[Stored entries]
____________
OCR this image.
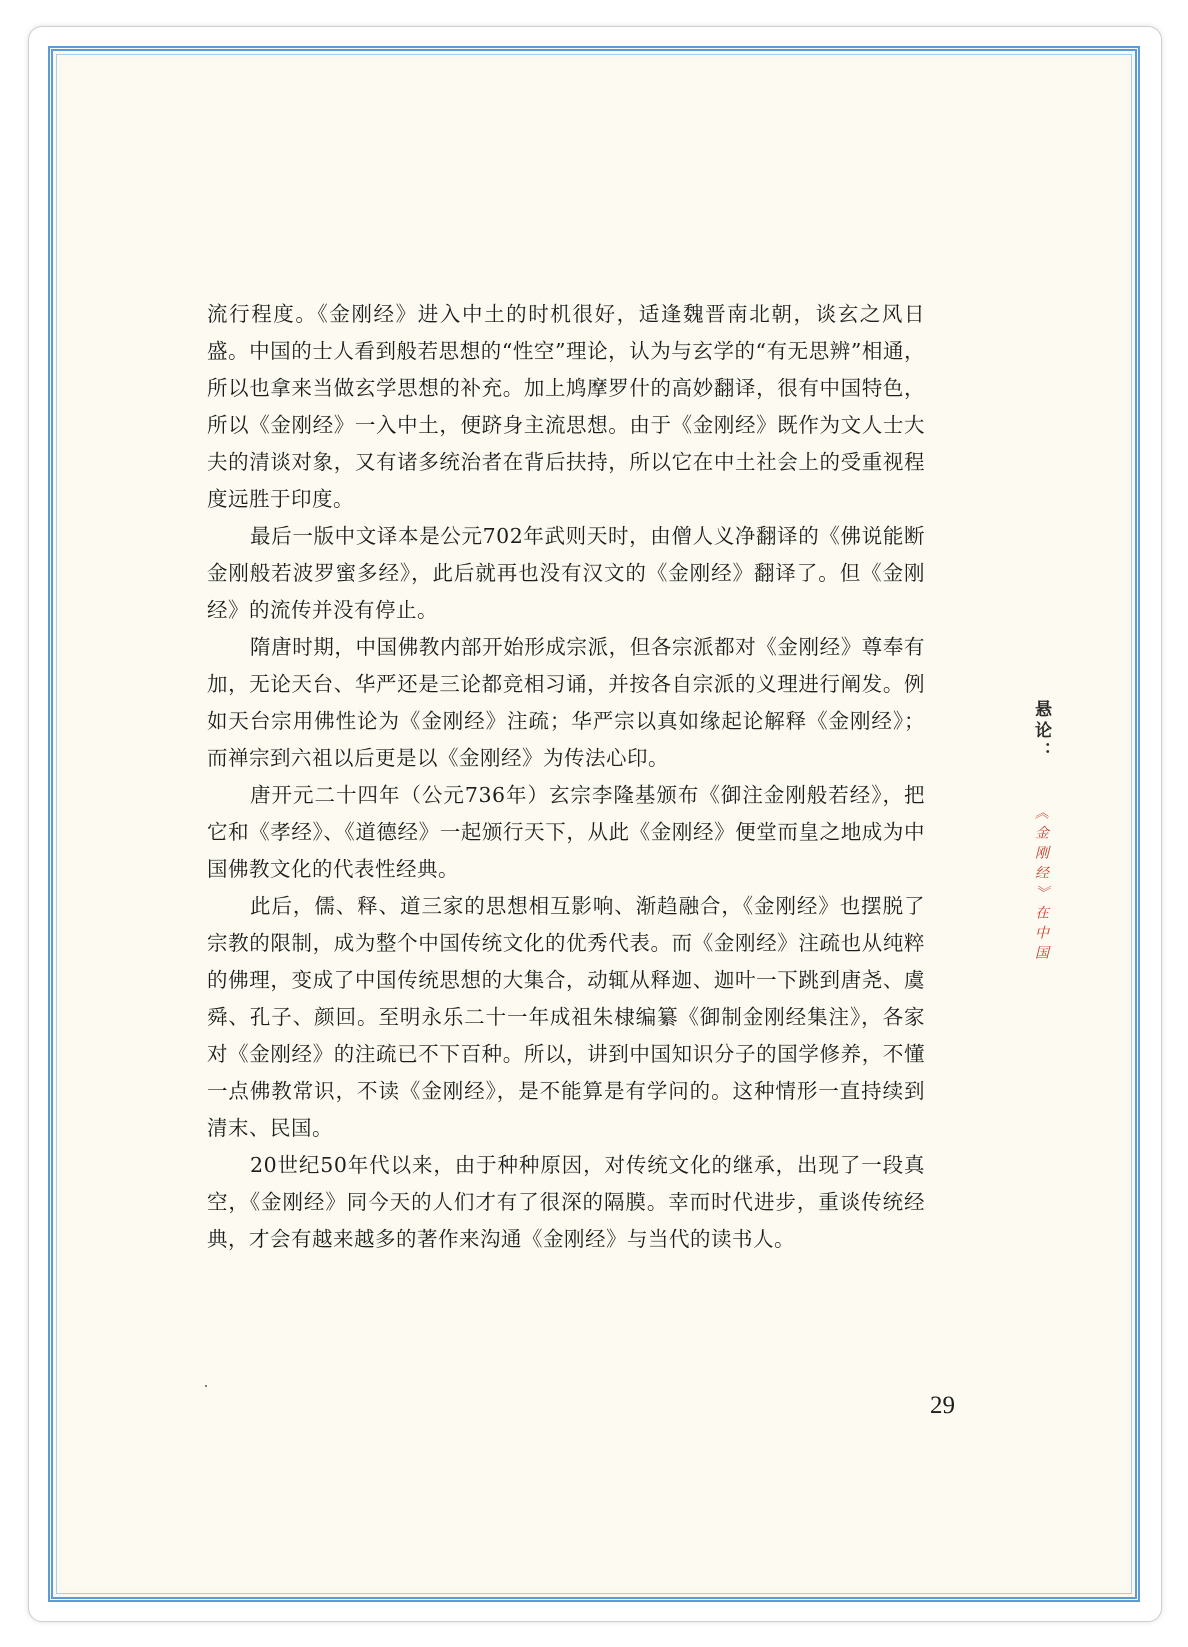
流行程度。《金刚经》进入中土的时机很好，适逢魏晋南北朝，谈玄之风日盛。中国的士人看到般若思想的“性空”理论，认为与玄学的“有无思辨”相通，所以也拿来当做玄学思想的补充。加上鸠摩罗什的高妙翻译，很有中国特色，所以《金刚经》一入中土，便跻身主流思想。由于《金刚经》既作为文人士大夫的清谈对象，又有诸多统治者在背后扶持，所以它在中土社会上的受重视程度远胜于印度。

最后一版中文译本是公元702年武则天时，由僧人义净翻译的《佛说能断金刚般若波罗蜜多经》，此后就再也没有汉文的《金刚经》翻译了。但《金刚经》的流传并没有停止。

隋唐时期，中国佛教内部开始形成宗派，但各宗派都对《金刚经》尊奉有加，无论天台、华严还是三论都竞相习诵，并按各自宗派的义理进行阐发。例如天台宗用佛性论为《金刚经》注疏；华严宗以真如缘起论解释《金刚经》；而禅宗到六祖以后更是以《金刚经》为传法心印。

唐开元二十四年（公元736年）玄宗李隆基颁布《御注金刚般若经》，把它和《孝经》、《道德经》一起颁行天下，从此《金刚经》便堂而皇之地成为中国佛教文化的代表性经典。

此后，儒、释、道三家的思想相互影响、渐趋融合，《金刚经》也摆脱了宗教的限制，成为整个中国传统文化的优秀代表。而《金刚经》注疏也从纯粹的佛理，变成了中国传统思想的大集合，动辄从释迦、迦叶一下跳到唐尧、虞舜、孔子、颜回。至明永乐二十一年成祖朱棣编纂《御制金刚经集注》，各家对《金刚经》的注疏已不下百种。所以，讲到中国知识分子的国学修养，不懂一点佛教常识，不读《金刚经》，是不能算是有学问的。这种情形一直持续到清末、民国。

20世纪50年代以来，由于种种原因，对传统文化的继承，出现了一段真空，《金刚经》同今天的人们才有了很深的隔膜。幸而时代进步，重谈传统经典，才会有越来越多的著作来沟通《金刚经》与当代的读书人。

悬论： 《金刚经》在中国
29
____________
What you have to do
Using the material above, return every line exactly as it appears, minus the pictures.

Task solution
OCR this image.
流行程度。《金刚经》进入中土的时机很好，适逢魏晋南北朝，谈玄之风日盛。中国的士人看到般若思想的“性空”理论，认为与玄学的“有无思辨”相通，所以也拿来当做玄学思想的补充。加上鸠摩罗什的高妙翻译，很有中国特色，所以《金刚经》一入中土，便跻身主流思想。由于《金刚经》既作为文人士大夫的清谈对象，又有诸多统治者在背后扶持，所以它在中土社会上的受重视程度远胜于印度。

最后一版中文译本是公元702年武则天时，由僧人义净翻译的《佛说能断金刚般若波罗蜜多经》，此后就再也没有汉文的《金刚经》翻译了。但《金刚经》的流传并没有停止。

隋唐时期，中国佛教内部开始形成宗派，但各宗派都对《金刚经》尊奉有加，无论天台、华严还是三论都竞相习诵，并按各自宗派的义理进行阐发。例如天台宗用佛性论为《金刚经》注疏；华严宗以真如缘起论解释《金刚经》；而禅宗到六祖以后更是以《金刚经》为传法心印。

唐开元二十四年（公元736年）玄宗李隆基颁布《御注金刚般若经》，把它和《孝经》、《道德经》一起颁行天下，从此《金刚经》便堂而皇之地成为中国佛教文化的代表性经典。

此后，儒、释、道三家的思想相互影响、渐趋融合，《金刚经》也摆脱了宗教的限制，成为整个中国传统文化的优秀代表。而《金刚经》注疏也从纯粹的佛理，变成了中国传统思想的大集合，动辄从释迦、迦叶一下跳到唐尧、虞舜、孔子、颜回。至明永乐二十一年成祖朱棣编纂《御制金刚经集注》，各家对《金刚经》的注疏已不下百种。所以，讲到中国知识分子的国学修养，不懂一点佛教常识，不读《金刚经》，是不能算是有学问的。这种情形一直持续到清末、民国。

20世纪50年代以来，由于种种原因，对传统文化的继承，出现了一段真空，《金刚经》同今天的人们才有了很深的隔膜。幸而时代进步，重谈传统经典，才会有越来越多的著作来沟通《金刚经》与当代的读书人。

悬论： 《金刚经》在中国
29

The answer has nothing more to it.